嫌韓とは差別助長の思想


今さらですが、差別と言うのは、本来区別すべき基準と何ら因果関係のない基準をもって待遇に差を設けることを指します。

日本、韓国、北朝鮮は、いずれも国家である以上、評価すべき点もあれば批判される点もあります。
あるいは、日本人、朝鮮人は、単なる民族のくくりでしかない以上、その中には善人もいれば、悪人もいるし、有能な人もいれば、無能な人もいる。
まあ、当然のことですね。
そもそも同一人に対する評価さえ、ある面においては評価できるが、別の面においては批判されるべき、ということも往々にしてあります。
要は、国家や民族、個人についてすら、多様性があるということです。

嫌韓の問題は、そういう多様性を無視した上で、韓国や韓国人といった大きなくくりで嫌悪するだけでなく、その嫌悪感を公言する際に捏造を含めた根拠を用いて差別を煽っている点にあります。


さて、本題。
このブログ(アメブロ版含む)では、嫌韓とかネトウヨの主張に対して、その誤りを指摘することが多いのですが、そういうことをしているとこういうコメントがきたりします。

ネトウヨの言うことは全て間違っているのか?」
蒼雲 2008-08-11 21:59:03

http://ameblo.jp/scopedog/entry-10121527906.html

嫌韓の主張はすべて出鱈目か?」
家賃0円 2008-06-17 15:20:23

http://ameblo.jp/scopedog/entry-10106774094.html

「すべて」というのは、典型的なひっかけであって、昔センター試験を受けた時、誤っている記述を選択する問題で「すべて」などという記述があったら気をつけるように注意されたことを思い出します。

端的に言うと、ネトウヨ嫌韓が根拠に用いる資料そのものは事実であるという場合は、確かにありますが*1、それを根拠とした結論が差別主張になっている場合がほとんどであって、その意味では「嫌韓の主張」(ネトウヨも)は「出鱈目」と言っていいでしょう。

ひとつの例として、以前挙げたエントリ「嫌韓サイトの旅・在日認定?」(http://ameblo.jp/scopedog/entry-10139828130.html)があります。


また、別の例として、以下を検討してみたいと思います。



嫌韓の主張のうち、デタラメではないと家賃0円が保証した内容です。

◆ 提供資料:
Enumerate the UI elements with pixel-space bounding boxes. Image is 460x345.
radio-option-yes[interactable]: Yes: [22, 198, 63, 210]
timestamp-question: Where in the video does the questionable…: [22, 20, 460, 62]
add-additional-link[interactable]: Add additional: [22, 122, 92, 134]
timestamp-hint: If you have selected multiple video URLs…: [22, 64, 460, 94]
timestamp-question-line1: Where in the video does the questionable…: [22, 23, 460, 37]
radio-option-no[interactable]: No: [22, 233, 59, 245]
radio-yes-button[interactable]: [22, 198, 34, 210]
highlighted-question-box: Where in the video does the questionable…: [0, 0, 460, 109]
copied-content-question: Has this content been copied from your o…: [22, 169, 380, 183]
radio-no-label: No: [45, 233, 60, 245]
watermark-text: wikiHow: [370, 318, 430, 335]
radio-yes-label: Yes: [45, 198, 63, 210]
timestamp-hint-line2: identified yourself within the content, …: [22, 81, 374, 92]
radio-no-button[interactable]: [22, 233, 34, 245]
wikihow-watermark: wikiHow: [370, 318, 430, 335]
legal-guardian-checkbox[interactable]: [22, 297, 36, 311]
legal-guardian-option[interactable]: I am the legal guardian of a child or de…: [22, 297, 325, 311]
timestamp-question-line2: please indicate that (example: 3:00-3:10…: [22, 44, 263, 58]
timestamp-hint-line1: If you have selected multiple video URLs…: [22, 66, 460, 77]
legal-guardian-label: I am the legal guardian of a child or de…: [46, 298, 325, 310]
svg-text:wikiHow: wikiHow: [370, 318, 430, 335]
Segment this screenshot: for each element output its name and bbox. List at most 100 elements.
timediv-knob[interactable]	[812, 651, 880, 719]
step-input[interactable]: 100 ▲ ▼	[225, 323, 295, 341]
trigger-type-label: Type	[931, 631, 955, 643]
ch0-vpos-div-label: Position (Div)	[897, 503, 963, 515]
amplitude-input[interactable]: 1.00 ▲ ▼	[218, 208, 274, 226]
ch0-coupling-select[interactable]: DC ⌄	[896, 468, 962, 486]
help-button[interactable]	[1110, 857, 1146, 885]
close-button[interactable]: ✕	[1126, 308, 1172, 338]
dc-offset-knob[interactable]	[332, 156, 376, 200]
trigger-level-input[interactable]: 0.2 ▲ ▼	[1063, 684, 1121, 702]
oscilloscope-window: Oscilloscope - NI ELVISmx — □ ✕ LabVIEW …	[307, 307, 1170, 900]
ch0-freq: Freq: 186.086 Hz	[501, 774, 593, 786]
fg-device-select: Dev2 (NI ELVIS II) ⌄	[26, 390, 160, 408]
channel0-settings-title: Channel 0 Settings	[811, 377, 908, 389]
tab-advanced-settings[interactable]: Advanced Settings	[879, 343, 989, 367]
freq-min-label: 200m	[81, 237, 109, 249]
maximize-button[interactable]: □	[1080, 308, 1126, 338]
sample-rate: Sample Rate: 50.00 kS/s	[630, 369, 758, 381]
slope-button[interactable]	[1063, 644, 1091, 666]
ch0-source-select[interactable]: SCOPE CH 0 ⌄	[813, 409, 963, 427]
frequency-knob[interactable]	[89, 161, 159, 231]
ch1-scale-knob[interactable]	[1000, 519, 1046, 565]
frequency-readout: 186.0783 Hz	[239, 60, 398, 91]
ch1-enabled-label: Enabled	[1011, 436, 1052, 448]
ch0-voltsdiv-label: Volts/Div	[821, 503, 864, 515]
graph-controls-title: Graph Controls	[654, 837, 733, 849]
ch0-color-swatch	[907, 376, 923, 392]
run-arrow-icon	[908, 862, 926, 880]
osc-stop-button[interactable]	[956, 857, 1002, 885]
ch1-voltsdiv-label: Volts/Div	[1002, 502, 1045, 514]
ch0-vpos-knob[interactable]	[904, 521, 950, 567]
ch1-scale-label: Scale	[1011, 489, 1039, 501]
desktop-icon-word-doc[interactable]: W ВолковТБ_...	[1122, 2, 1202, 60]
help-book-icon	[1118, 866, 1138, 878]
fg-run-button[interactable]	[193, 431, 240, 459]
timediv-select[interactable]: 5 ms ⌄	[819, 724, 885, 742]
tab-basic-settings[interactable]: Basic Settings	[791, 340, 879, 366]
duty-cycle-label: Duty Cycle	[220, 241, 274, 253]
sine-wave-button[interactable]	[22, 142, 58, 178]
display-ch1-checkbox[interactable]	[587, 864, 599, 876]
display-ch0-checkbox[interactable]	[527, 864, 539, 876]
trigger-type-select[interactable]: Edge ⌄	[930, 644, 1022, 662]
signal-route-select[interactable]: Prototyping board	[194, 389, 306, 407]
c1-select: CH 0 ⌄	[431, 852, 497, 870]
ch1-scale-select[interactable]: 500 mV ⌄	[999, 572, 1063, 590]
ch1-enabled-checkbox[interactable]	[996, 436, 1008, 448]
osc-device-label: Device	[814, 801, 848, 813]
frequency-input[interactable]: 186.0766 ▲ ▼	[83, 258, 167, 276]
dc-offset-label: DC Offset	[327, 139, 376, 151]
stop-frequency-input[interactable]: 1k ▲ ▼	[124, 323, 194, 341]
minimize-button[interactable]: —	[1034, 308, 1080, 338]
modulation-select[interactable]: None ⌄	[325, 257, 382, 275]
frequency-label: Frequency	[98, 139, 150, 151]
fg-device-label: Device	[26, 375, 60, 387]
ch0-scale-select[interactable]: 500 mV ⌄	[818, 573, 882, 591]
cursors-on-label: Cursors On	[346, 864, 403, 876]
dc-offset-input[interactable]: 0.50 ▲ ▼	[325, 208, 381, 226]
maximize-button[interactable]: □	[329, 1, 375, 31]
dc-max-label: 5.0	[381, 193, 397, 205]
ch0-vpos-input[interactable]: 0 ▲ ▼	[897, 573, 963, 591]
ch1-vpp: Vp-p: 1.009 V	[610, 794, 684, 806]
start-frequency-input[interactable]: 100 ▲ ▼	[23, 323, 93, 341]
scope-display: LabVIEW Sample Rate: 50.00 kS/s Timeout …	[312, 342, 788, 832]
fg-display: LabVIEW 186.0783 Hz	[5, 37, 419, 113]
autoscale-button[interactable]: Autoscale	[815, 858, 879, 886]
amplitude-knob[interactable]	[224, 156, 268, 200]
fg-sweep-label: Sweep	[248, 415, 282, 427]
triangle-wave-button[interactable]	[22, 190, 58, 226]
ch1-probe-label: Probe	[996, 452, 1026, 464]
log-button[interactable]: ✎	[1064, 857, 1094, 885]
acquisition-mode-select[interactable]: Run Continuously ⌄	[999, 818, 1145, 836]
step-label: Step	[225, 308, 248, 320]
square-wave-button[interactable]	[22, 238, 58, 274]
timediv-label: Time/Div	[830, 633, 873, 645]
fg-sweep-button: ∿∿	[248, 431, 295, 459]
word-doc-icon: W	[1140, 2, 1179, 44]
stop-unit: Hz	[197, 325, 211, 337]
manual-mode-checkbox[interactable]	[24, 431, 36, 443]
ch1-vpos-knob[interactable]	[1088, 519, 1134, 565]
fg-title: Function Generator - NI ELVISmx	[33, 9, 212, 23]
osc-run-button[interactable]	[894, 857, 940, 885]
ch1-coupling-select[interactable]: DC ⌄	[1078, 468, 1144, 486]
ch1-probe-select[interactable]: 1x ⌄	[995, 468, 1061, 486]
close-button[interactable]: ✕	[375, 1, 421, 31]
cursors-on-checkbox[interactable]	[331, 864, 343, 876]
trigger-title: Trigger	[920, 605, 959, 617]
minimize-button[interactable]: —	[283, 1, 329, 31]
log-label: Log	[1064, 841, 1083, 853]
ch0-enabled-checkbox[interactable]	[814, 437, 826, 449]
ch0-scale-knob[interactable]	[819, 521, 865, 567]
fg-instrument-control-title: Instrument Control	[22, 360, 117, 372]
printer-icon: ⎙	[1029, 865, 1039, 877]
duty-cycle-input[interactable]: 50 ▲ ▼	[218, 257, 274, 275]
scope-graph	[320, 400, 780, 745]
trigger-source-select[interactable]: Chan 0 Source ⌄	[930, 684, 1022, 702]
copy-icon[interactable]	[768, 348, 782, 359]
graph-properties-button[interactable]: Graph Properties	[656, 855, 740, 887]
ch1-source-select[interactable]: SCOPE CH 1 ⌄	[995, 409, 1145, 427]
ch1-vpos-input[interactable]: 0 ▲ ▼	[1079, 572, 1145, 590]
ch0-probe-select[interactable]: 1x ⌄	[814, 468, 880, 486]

◆ 設問一覧:
1. 嫌韓についての文章では、差別とは何を指すとされていますか。
2. 嫌韓についての文章を、「蒼雲 2008-08-11 21:59:03」という語句を含むところから写し始め、「鱈目」と言っていいでしょう。」まで書いたら止めて、そのまま繰り返してください。
3. 嫌韓についての文章が途切れた最後の文の次から、その続きを引き取って書いてください。

◆ 解答:
1. 本来区別すべき基準と何ら因果関係のない基準をもって待遇に差を設けることを指します。

2.
蒼雲 2008-08-11 21:59:03

http://ameblo.jp/scopedog/entry-10121527906.html

嫌韓の主張はすべて出鱈目か?」
家賃0円 2008-06-17 15:20:23

http://ameblo.jp/scopedog/entry-10106774094.html

「すべて」というのは、典型的なひっかけであって、昔センター試験を受けた時、誤っている記述を選択する問題で「すべて」などという記述があったら気をつけるように注意されたことを思い出します。

端的に言うと、ネトウヨ嫌韓が根拠に用いる資料そのものは事実であるという場合は、確かにありますが*1、それを根拠とした結論が差別主張になっている場合がほとんどであって、その意味では「嫌韓の主張」(ネトウヨも)は「出鱈目」と言っていいでしょう。

3.
そうだな、例えば・・・

1.日本海(東海)表記問題に関して、日本の働きかけで“日本海”という呼称になったのではないし、いまさらこれを変更する必然性も無いという主張
2.CoreaがKoreaになったのは日本の嫉妬によるという奇妙な言い掛かりに対しての反論
3.剣道、柔道、茶道、華道、折り紙etc.が韓国起源という、いわゆる“起源捏造”に対する反論
4.竹島(独島)の帰属は、国際機関に付託して“話し合い”で決着すべき
5.他国の教科書内容に干渉すべきではない

すべての嫌韓が同じというわけではないが、これらの主張(反論)の内容は、ほぼ一貫している。
俺は少なくとも、これらの主張がデタラメとは思えないね。
というより、日本人として至極真っ当な意見じゃないか?

家賃0円 2008-06-23 09:48:56

http://ameblo.jp/scopedog/entry-10106774094.html

厳密に言えば、主張に対してデタラメとかどうとか言うのはおかしいわけで、主張の根拠になっている事実に対して言うべきことです。

いずれにせよこれらは、韓国や韓国人を差別する根拠になるかと言えば、なりません。
まあ、一つずつ見て行きましょう。

日本海表記問題

1.日本海(東海)表記問題に関して、日本の働きかけで“日本海”という呼称になったのではないし、いまさらこれを変更する必然性も無いという主張

挙げた5点中、最もまともに近い言い分ですが、嫌韓主張はほぼ常に情報不足なので鵜呑みに出来ません。
この問題は、おそらく1990年代後半くらいから拗れたように感じますが、それ以降はともかく言い出した当初はそれほど日韓両国のウヨクが騒ぐような話でもなかったのではないかな?
拗れた以降の韓国メディア*2やウヨクの主張は論外なのが多いのは確かでしょう。でも最初はどうだったのか?


この日本海呼称問題が生じたのは1992年の第6回国連地名標準化会議から。

日本外務省が次のようにHPで述べていますが、政府レベルでの主張は1992年からのようです。

1.近年になって突然、日本海の単独呼称にごく一部の国から異議が唱えられ始めました。
 韓国等が日本海の名称に異議を唱え初めたのは、1992年の第6回国連地名標準化会議が最初です。それまでは、二国間でも、国際会議の場でも、日本海の名称に異議が唱えられたことはありませんでしたが、突然、韓国等は日本海の表記を「東海(East Sea)」と単独に表記するか、あるいは日本海と「東海」を併記すべきであると主張してきたのです。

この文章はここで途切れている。